- **Your goal**
Every line that contains the word "content" should be copied.

----

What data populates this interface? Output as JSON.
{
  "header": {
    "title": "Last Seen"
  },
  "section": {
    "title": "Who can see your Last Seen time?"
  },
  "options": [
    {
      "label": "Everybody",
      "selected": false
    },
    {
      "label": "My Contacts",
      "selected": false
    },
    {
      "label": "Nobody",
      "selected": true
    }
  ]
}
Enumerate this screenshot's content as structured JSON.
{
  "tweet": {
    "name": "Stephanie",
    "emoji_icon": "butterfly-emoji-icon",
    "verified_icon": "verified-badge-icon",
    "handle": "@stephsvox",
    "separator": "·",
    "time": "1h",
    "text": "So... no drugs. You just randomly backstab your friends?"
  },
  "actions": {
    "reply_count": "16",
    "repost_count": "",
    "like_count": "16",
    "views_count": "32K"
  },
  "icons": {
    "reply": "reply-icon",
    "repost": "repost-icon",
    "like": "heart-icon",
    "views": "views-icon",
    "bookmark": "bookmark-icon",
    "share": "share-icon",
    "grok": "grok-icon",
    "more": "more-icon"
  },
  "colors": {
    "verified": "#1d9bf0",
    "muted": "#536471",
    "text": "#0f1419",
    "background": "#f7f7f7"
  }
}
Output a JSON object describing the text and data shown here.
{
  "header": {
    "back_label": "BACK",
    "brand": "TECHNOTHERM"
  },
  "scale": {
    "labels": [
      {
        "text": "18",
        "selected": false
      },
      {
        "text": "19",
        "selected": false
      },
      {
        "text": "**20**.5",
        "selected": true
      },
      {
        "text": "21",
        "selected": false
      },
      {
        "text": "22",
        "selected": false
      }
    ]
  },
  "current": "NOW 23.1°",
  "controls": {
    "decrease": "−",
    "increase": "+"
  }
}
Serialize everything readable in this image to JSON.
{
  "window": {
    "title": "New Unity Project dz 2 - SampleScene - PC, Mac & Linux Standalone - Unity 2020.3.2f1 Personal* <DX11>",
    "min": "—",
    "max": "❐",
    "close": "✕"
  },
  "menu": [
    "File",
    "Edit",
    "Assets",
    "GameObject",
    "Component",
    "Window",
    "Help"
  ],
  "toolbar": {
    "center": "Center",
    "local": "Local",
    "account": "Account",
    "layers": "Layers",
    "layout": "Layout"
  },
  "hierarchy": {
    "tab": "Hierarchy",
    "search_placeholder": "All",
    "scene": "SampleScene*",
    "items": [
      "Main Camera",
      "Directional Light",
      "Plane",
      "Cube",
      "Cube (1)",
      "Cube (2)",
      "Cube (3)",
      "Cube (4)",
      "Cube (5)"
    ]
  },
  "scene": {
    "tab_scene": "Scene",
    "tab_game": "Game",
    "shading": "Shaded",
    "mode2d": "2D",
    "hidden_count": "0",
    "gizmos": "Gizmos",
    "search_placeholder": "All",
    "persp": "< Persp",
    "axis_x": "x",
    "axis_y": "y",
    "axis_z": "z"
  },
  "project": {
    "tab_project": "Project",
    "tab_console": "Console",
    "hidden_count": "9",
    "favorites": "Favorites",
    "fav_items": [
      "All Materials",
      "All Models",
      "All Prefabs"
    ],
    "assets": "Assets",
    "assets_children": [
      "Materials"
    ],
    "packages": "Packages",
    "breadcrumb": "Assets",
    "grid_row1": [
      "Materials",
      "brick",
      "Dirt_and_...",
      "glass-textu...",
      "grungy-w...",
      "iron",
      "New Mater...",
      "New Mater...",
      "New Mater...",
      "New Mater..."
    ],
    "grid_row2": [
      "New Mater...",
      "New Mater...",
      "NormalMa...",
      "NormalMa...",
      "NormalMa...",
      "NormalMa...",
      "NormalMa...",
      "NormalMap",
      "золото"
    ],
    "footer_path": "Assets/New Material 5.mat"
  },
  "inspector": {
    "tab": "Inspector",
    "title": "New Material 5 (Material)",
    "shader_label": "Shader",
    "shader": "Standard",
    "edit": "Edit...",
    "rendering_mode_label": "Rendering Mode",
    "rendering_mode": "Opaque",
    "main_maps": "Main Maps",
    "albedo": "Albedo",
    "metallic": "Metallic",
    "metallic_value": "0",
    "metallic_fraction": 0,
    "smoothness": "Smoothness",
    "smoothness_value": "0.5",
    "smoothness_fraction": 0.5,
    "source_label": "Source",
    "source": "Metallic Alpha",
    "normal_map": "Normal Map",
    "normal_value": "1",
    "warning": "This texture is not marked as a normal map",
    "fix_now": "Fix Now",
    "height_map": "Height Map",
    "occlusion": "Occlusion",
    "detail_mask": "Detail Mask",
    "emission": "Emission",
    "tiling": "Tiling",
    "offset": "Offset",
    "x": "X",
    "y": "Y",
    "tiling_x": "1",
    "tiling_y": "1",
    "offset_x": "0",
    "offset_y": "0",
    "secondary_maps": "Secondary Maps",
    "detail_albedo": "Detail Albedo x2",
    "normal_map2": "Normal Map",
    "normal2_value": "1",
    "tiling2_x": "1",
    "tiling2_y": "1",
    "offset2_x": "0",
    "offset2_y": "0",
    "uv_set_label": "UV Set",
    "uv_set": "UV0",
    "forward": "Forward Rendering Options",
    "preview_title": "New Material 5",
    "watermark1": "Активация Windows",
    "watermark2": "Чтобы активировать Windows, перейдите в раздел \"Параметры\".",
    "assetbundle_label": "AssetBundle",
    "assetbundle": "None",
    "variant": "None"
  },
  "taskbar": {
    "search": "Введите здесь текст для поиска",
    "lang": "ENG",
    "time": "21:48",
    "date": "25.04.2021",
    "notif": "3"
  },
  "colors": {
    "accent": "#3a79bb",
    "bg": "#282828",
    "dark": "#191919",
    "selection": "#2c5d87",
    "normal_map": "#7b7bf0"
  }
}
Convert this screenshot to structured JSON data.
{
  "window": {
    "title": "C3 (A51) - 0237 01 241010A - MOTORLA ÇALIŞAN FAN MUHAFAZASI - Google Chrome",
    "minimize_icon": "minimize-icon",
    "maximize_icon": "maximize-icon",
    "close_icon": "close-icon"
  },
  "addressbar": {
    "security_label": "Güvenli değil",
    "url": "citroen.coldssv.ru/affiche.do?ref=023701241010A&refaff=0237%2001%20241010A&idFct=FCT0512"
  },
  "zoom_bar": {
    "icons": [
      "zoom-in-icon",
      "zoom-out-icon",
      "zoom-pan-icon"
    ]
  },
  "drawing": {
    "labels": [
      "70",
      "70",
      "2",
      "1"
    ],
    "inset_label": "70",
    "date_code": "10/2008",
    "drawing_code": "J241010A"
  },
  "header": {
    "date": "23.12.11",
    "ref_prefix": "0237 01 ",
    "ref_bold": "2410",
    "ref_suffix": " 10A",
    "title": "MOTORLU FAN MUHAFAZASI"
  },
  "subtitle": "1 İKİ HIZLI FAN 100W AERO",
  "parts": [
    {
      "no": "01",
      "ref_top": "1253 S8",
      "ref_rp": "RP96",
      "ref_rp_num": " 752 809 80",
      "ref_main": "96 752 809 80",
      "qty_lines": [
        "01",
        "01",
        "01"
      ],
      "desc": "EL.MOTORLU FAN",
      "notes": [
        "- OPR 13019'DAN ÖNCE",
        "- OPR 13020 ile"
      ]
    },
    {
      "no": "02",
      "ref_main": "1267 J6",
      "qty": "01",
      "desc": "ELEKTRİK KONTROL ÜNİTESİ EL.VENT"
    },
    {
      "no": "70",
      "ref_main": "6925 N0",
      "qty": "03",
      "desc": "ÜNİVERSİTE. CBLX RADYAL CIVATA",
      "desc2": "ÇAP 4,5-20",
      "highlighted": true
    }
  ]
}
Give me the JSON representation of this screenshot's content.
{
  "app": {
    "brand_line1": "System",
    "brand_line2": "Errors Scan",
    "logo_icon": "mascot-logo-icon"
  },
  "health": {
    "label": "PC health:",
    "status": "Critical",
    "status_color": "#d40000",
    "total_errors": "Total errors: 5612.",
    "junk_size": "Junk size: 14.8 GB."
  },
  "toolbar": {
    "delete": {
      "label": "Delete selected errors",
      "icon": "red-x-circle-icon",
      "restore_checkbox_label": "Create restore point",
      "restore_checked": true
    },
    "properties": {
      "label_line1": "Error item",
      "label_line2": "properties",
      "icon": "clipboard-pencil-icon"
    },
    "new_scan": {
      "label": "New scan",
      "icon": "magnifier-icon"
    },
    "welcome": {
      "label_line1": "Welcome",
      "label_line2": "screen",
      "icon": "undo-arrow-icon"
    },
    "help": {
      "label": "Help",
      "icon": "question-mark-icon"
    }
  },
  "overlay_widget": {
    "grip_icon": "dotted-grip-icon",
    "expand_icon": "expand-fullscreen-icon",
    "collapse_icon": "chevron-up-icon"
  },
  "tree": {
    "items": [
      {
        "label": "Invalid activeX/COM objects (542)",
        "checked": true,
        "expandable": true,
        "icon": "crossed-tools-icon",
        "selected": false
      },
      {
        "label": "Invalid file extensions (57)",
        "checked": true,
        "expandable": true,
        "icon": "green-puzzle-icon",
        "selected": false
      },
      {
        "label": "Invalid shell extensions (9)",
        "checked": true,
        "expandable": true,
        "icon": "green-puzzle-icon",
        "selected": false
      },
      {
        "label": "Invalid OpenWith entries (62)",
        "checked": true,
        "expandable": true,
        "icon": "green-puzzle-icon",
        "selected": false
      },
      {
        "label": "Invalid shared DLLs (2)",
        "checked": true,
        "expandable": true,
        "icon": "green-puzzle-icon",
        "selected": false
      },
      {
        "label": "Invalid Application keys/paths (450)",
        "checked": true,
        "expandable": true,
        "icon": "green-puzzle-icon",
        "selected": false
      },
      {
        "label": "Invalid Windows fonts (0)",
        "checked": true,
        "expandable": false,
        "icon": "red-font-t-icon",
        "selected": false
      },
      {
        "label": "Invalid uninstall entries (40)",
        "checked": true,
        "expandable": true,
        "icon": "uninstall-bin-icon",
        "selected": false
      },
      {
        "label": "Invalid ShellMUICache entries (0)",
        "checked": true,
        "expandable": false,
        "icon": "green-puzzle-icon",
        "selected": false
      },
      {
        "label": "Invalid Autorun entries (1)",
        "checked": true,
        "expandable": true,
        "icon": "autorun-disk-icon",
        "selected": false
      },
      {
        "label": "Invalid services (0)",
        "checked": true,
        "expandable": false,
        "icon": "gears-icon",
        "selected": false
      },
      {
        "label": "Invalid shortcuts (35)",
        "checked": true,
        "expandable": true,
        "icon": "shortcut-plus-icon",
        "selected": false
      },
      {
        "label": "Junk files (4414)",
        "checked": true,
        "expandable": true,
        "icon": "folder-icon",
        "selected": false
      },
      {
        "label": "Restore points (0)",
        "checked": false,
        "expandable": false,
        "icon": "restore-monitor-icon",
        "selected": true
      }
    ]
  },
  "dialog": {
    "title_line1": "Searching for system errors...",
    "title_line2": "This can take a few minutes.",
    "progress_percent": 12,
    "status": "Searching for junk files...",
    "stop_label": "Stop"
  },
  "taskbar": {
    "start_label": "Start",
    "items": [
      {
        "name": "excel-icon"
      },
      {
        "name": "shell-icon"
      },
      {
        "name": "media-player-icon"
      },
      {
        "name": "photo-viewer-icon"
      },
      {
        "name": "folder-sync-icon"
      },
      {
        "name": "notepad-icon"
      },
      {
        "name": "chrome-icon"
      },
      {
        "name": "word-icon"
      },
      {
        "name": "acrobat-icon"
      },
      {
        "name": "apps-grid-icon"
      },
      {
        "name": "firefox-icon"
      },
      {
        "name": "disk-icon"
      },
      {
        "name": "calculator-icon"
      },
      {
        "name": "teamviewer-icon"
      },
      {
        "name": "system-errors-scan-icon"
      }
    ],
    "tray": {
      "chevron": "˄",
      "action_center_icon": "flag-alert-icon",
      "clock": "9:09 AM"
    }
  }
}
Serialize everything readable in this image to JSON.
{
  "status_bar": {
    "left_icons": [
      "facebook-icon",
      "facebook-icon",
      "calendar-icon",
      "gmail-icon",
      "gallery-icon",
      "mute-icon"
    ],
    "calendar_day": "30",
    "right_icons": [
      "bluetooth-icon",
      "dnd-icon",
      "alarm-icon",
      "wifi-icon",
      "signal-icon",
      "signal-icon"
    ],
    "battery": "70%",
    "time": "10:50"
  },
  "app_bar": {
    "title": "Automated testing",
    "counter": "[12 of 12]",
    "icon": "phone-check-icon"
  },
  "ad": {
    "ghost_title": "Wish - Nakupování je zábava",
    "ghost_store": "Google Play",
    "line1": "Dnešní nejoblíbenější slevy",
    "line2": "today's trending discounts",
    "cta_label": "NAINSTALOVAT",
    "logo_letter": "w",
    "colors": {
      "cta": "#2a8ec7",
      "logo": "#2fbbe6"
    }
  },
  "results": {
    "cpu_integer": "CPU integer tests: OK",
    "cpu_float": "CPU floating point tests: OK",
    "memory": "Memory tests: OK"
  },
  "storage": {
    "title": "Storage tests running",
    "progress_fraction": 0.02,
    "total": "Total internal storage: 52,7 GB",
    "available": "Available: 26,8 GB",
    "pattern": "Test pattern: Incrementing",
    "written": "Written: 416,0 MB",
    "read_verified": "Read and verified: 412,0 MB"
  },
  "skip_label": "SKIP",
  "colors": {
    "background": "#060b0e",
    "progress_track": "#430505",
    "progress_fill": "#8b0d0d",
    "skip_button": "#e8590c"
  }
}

----

- **Task result**
Enumerate this screenshot's content as structured JSON.
Give me the JSON representation of this screenshot's content.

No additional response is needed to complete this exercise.